Records from a data collection:
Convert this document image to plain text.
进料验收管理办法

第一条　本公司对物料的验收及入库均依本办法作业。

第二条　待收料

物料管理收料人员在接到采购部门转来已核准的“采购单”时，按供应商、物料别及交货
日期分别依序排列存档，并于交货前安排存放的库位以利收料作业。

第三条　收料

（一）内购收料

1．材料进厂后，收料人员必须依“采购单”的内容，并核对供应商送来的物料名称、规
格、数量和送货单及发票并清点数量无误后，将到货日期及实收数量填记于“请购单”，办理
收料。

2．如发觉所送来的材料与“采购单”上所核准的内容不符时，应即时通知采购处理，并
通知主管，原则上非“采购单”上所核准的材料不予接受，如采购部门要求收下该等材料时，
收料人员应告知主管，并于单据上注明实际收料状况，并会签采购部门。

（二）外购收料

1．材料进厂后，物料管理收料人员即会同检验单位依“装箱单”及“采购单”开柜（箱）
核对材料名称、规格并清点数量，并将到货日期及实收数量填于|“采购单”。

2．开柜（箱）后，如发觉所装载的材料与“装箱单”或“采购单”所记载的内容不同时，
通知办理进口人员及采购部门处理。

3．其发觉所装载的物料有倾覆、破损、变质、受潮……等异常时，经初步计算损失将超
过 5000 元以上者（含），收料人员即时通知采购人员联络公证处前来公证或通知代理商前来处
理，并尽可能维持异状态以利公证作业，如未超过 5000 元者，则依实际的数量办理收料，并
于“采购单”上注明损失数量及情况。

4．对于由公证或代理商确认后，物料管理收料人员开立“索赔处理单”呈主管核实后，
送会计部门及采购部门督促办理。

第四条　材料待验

(Given task): All lines of the data above that include the word "材料进厂后" must be shown.

(Finished task):
1．材料进厂后，收料人员必须依“采购单”的内容，并核对供应商送来的物料名称、规
1．材料进厂后，物料管理收料人员即会同检验单位依“装箱单”及“采购单”开柜（箱）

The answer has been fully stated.